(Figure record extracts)
━━━

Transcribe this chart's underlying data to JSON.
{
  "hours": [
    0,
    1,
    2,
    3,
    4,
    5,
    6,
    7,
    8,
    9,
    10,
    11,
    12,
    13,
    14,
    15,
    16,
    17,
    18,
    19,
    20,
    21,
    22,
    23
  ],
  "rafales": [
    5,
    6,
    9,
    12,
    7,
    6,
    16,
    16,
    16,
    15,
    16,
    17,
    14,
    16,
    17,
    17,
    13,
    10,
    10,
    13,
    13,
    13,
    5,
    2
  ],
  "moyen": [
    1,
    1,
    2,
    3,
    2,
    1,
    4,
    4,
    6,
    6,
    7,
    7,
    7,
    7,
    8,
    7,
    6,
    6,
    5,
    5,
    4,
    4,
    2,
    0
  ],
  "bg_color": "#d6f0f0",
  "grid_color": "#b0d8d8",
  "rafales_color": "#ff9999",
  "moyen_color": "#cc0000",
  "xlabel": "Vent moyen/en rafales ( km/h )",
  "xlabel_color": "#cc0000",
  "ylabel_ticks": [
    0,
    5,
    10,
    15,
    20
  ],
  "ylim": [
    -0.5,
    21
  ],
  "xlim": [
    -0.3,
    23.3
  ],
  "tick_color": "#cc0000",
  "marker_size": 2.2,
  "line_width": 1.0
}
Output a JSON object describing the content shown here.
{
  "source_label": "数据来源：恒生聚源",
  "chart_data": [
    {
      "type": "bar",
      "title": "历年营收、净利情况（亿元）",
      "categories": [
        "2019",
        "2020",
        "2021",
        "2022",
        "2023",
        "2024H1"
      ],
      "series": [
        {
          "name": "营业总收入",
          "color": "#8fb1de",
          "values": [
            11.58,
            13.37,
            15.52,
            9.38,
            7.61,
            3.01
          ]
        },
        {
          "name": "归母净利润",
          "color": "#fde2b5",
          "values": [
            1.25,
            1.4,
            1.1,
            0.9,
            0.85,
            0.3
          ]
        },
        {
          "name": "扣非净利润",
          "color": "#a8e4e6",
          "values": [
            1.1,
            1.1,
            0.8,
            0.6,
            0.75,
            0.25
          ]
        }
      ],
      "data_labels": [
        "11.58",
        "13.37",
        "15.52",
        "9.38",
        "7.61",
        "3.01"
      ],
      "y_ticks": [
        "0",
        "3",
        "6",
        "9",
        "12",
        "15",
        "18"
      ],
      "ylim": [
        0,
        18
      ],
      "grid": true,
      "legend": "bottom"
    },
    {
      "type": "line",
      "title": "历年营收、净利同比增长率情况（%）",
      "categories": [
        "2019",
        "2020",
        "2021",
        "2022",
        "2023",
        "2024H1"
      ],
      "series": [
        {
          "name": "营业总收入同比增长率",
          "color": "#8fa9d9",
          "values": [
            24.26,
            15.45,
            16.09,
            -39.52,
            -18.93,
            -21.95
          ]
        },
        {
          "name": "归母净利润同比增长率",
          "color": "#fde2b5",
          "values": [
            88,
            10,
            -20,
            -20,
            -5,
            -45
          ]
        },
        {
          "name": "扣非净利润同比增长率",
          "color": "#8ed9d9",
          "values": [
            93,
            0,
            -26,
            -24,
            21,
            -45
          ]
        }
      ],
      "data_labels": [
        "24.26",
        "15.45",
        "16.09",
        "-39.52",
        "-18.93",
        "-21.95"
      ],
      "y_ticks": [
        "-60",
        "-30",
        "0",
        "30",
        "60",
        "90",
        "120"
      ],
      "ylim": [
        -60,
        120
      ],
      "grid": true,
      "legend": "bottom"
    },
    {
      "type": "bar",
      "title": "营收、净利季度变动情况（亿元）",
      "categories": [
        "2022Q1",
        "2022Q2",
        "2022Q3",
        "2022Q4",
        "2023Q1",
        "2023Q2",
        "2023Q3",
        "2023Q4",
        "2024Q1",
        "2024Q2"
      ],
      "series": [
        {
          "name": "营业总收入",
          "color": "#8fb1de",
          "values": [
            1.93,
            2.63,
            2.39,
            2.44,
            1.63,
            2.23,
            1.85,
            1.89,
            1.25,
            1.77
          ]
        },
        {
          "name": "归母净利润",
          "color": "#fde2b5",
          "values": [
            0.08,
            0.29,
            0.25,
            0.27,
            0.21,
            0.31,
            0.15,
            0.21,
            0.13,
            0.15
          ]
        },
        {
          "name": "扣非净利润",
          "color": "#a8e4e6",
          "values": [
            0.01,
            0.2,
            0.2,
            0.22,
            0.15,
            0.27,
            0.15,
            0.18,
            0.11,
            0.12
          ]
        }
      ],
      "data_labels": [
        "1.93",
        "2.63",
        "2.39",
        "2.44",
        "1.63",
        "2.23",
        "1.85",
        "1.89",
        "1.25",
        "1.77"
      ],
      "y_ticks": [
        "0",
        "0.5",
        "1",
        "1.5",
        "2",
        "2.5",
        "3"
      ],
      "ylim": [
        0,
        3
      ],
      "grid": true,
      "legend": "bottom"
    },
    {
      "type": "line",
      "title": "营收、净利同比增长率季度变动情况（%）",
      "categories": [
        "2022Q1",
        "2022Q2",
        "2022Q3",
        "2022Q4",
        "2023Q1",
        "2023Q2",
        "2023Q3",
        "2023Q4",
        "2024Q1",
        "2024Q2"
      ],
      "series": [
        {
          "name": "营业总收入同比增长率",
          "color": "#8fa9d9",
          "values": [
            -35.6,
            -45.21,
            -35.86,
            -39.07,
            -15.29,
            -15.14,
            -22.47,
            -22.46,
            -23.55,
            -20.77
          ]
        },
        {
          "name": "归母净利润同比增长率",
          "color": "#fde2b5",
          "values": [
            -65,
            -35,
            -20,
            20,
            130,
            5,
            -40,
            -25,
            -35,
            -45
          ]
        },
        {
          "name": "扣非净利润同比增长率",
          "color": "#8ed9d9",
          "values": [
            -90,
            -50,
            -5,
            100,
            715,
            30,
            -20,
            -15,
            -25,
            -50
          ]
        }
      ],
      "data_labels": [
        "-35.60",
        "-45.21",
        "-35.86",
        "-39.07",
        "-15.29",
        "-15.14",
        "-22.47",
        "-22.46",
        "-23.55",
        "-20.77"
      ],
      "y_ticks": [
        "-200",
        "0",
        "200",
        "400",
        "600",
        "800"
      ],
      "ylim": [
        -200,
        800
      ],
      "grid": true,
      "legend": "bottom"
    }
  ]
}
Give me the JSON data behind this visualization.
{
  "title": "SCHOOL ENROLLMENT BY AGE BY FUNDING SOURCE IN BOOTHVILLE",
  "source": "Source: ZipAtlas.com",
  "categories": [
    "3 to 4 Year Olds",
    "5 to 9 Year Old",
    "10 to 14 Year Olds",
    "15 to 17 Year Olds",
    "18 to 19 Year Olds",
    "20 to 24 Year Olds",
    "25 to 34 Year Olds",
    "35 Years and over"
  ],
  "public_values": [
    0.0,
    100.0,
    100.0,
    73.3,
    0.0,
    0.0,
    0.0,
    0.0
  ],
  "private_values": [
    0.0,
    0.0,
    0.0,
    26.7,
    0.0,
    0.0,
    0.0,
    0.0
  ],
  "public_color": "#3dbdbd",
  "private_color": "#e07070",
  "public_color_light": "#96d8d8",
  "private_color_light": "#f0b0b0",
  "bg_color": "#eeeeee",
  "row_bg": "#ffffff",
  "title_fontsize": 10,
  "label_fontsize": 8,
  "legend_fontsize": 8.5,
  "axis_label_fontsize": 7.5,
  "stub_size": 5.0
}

━━━

▶ **Aim**: From the entries above, copy each line holding "Olds".

▶ **Right answer**:
    "3 to 4 Year Olds",
    "10 to 14 Year Olds",
    "15 to 17 Year Olds",
    "18 to 19 Year Olds",
    "20 to 24 Year Olds",
    "25 to 34 Year Olds",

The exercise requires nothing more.